─── Records for this task

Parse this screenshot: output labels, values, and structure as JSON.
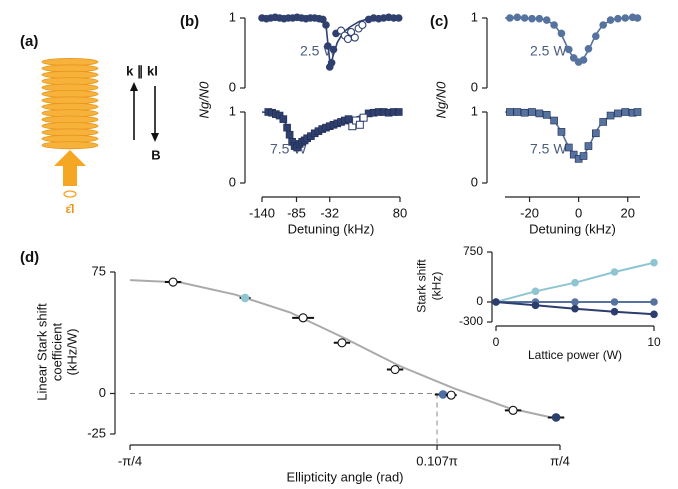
{
  "diagram": {
    "label": "(a)",
    "k_label": "k ∥ kl",
    "b_label": "B",
    "pol_label": "ε̂l"
  },
  "chart_data": [
    {
      "type": "scatter",
      "panel": "(b)",
      "annotation": "2.5 W",
      "ylabel": "Ng/N0",
      "xlim": [
        -140,
        80
      ],
      "ylim": [
        0,
        1
      ],
      "yticks": [
        0,
        1
      ],
      "series": [
        {
          "marker": "circle",
          "filled": true,
          "color": "#2f3f6e",
          "x": [
            -140,
            -133,
            -126,
            -119,
            -112,
            -105,
            -98,
            -91,
            -84,
            -77,
            -70,
            -63,
            -56,
            -49,
            -43,
            -38,
            -35,
            -32,
            -29,
            -26,
            -22,
            30,
            38,
            46,
            54,
            62,
            70,
            78
          ],
          "values": [
            1,
            0.99,
            1,
            1.01,
            1,
            0.99,
            1,
            1,
            1.01,
            1,
            0.99,
            1,
            1,
            0.99,
            0.98,
            0.9,
            0.6,
            0.3,
            0.36,
            0.55,
            0.78,
            0.98,
            1,
            0.99,
            1,
            1.01,
            1,
            1
          ]
        },
        {
          "marker": "circle",
          "filled": false,
          "color": "#2f3f6e",
          "x": [
            -14,
            -8,
            -3,
            2,
            8,
            14,
            20
          ],
          "values": [
            0.82,
            0.75,
            0.7,
            0.8,
            0.72,
            0.85,
            0.9
          ]
        }
      ],
      "fit": {
        "color": "#2f3f6e",
        "x": [
          -140,
          -45,
          -38,
          -34,
          -31,
          -27,
          -20,
          -10,
          0,
          15,
          30,
          80
        ],
        "values": [
          1,
          1,
          0.9,
          0.55,
          0.3,
          0.45,
          0.65,
          0.8,
          0.87,
          0.95,
          0.99,
          1
        ]
      }
    },
    {
      "type": "scatter",
      "annotation": "7.5 W",
      "xlabel": "Detuning (kHz)",
      "xlim": [
        -140,
        80
      ],
      "xticks": [
        -140,
        -85,
        -32,
        80
      ],
      "ylim": [
        0,
        1
      ],
      "yticks": [
        0,
        1
      ],
      "series": [
        {
          "marker": "square",
          "filled": true,
          "color": "#2f3f6e",
          "x": [
            -130,
            -124,
            -118,
            -112,
            -106,
            -100,
            -96,
            -92,
            -88,
            -84,
            -80,
            -76,
            -72,
            -68,
            -62,
            -56,
            -50,
            -44,
            -38,
            -32,
            -26,
            -20,
            -14,
            -8,
            -2,
            30,
            38,
            46,
            54,
            62,
            70,
            78
          ],
          "values": [
            1,
            0.99,
            0.97,
            0.95,
            0.9,
            0.78,
            0.68,
            0.58,
            0.52,
            0.5,
            0.55,
            0.58,
            0.6,
            0.63,
            0.66,
            0.7,
            0.73,
            0.76,
            0.78,
            0.8,
            0.82,
            0.84,
            0.86,
            0.88,
            0.9,
            0.98,
            0.99,
            1,
            1,
            0.99,
            1,
            1
          ]
        },
        {
          "marker": "square",
          "filled": false,
          "color": "#2f3f6e",
          "x": [
            4,
            10,
            16,
            22
          ],
          "values": [
            0.8,
            0.88,
            0.82,
            0.92
          ]
        }
      ],
      "fit": {
        "color": "#2f3f6e",
        "x": [
          -140,
          -110,
          -100,
          -90,
          -85,
          -70,
          -40,
          0,
          30,
          80
        ],
        "values": [
          1,
          0.97,
          0.8,
          0.55,
          0.5,
          0.62,
          0.77,
          0.9,
          0.98,
          1
        ]
      }
    },
    {
      "type": "scatter",
      "panel": "(c)",
      "annotation": "2.5 W",
      "ylabel": "Ng/N0",
      "xlim": [
        -30,
        25
      ],
      "ylim": [
        0,
        1
      ],
      "yticks": [
        0,
        1
      ],
      "series": [
        {
          "marker": "circle",
          "filled": true,
          "color": "#56729f",
          "x": [
            -28,
            -25,
            -22,
            -19,
            -16,
            -13,
            -10,
            -7,
            -4,
            -2,
            0,
            2,
            4,
            7,
            10,
            13,
            16,
            19,
            22,
            24
          ],
          "values": [
            1,
            1.01,
            1,
            0.99,
            0.99,
            0.97,
            0.9,
            0.78,
            0.55,
            0.43,
            0.37,
            0.4,
            0.56,
            0.74,
            0.9,
            0.97,
            0.99,
            1,
            1.01,
            1
          ]
        }
      ],
      "fit": {
        "color": "#56729f",
        "x": [
          -30,
          -15,
          -10,
          -7,
          -4,
          -2,
          0,
          2,
          4,
          7,
          10,
          15,
          25
        ],
        "values": [
          1,
          0.99,
          0.91,
          0.76,
          0.54,
          0.42,
          0.37,
          0.42,
          0.54,
          0.76,
          0.91,
          0.99,
          1
        ]
      }
    },
    {
      "type": "scatter",
      "annotation": "7.5 W",
      "xlabel": "Detuning (kHz)",
      "xlim": [
        -30,
        25
      ],
      "xticks": [
        -20,
        0,
        20
      ],
      "ylim": [
        0,
        1
      ],
      "yticks": [
        0,
        1
      ],
      "series": [
        {
          "marker": "square",
          "filled": true,
          "color": "#56729f",
          "x": [
            -28,
            -25,
            -22,
            -19,
            -16,
            -13,
            -10,
            -7,
            -4,
            -2,
            0,
            2,
            4,
            7,
            10,
            13,
            16,
            19,
            22,
            24
          ],
          "values": [
            1,
            1,
            0.99,
            1,
            0.98,
            0.96,
            0.88,
            0.72,
            0.5,
            0.4,
            0.34,
            0.38,
            0.52,
            0.7,
            0.86,
            0.95,
            0.98,
            1,
            0.99,
            1
          ]
        }
      ],
      "fit": {
        "color": "#56729f",
        "x": [
          -30,
          -15,
          -10,
          -7,
          -4,
          -2,
          0,
          2,
          4,
          7,
          10,
          15,
          25
        ],
        "values": [
          1,
          0.98,
          0.88,
          0.72,
          0.5,
          0.39,
          0.34,
          0.39,
          0.5,
          0.72,
          0.88,
          0.98,
          1
        ]
      }
    },
    {
      "type": "scatter",
      "panel": "(d)",
      "xlabel": "Ellipticity angle (rad)",
      "ylabel": [
        "Linear Stark shift",
        "coefficient",
        "(kHz/W)"
      ],
      "xlim": [
        -0.7854,
        0.7854
      ],
      "xticks": [
        {
          "value": -0.7854,
          "label": "-π/4"
        },
        {
          "value": 0.3362,
          "label": "0.107π"
        },
        {
          "value": 0.7854,
          "label": "π/4"
        }
      ],
      "ylim": [
        -25,
        75
      ],
      "yticks": [
        -25,
        0,
        75
      ],
      "series": [
        {
          "marker": "circle",
          "filled": true,
          "x": [
            -0.628,
            -0.365,
            -0.153,
            -0.011,
            0.183,
            0.358,
            0.388,
            0.614,
            0.771
          ],
          "values": [
            68.8,
            59,
            46.7,
            31.3,
            14.8,
            -0.6,
            -1,
            -10.4,
            -14.8
          ],
          "xerr": [
            0.03,
            0.02,
            0.04,
            0.03,
            0.03,
            0.03,
            0.02,
            0.03,
            0.03
          ],
          "colors": [
            "#ffffff",
            "#8ec5d1",
            "#ffffff",
            "#ffffff",
            "#ffffff",
            "#4a6fa5",
            "#ffffff",
            "#ffffff",
            "#2c3e6e"
          ]
        }
      ],
      "fit": {
        "color": "#aaaaaa",
        "x": [
          -0.785,
          -0.6,
          -0.4,
          -0.2,
          0,
          0.2,
          0.4,
          0.6,
          0.785
        ],
        "values": [
          70,
          68.5,
          61,
          50,
          34,
          17,
          3,
          -9,
          -16
        ]
      }
    },
    {
      "type": "line",
      "xlabel": "Lattice power (W)",
      "ylabel": [
        "Stark shift",
        "(kHz)"
      ],
      "xlim": [
        0,
        10
      ],
      "xticks": [
        0,
        10
      ],
      "ylim": [
        -300,
        750
      ],
      "yticks": [
        -300,
        0,
        750
      ],
      "series": [
        {
          "marker": "circle",
          "filled": true,
          "line": true,
          "color": "#8ec5d1",
          "x": [
            0,
            2.5,
            5,
            7.5,
            10
          ],
          "values": [
            0,
            160,
            290,
            450,
            590
          ]
        },
        {
          "marker": "circle",
          "filled": true,
          "line": true,
          "color": "#56729f",
          "x": [
            0,
            2.5,
            5,
            7.5,
            10
          ],
          "values": [
            0,
            0,
            0,
            0,
            0
          ]
        },
        {
          "marker": "circle",
          "filled": true,
          "line": true,
          "color": "#2c3e6e",
          "x": [
            0,
            2.5,
            5,
            7.5,
            10
          ],
          "values": [
            0,
            -50,
            -100,
            -145,
            -185
          ]
        }
      ]
    }
  ]
}
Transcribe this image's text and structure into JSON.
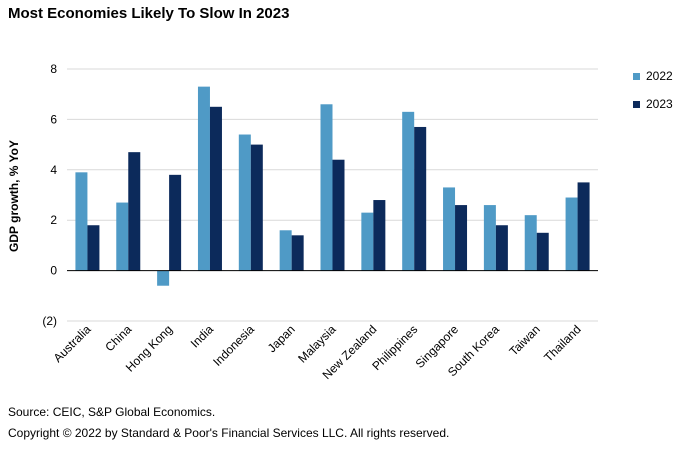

──────

Select all lines in the listing that include the word "xlabel".

      "xlabel": "Detuning (kHz)",
      "xlabel": "Detuning (kHz)",
      "xlabel": "Ellipticity angle (rad)",
      "xlabel": "Lattice power (W)",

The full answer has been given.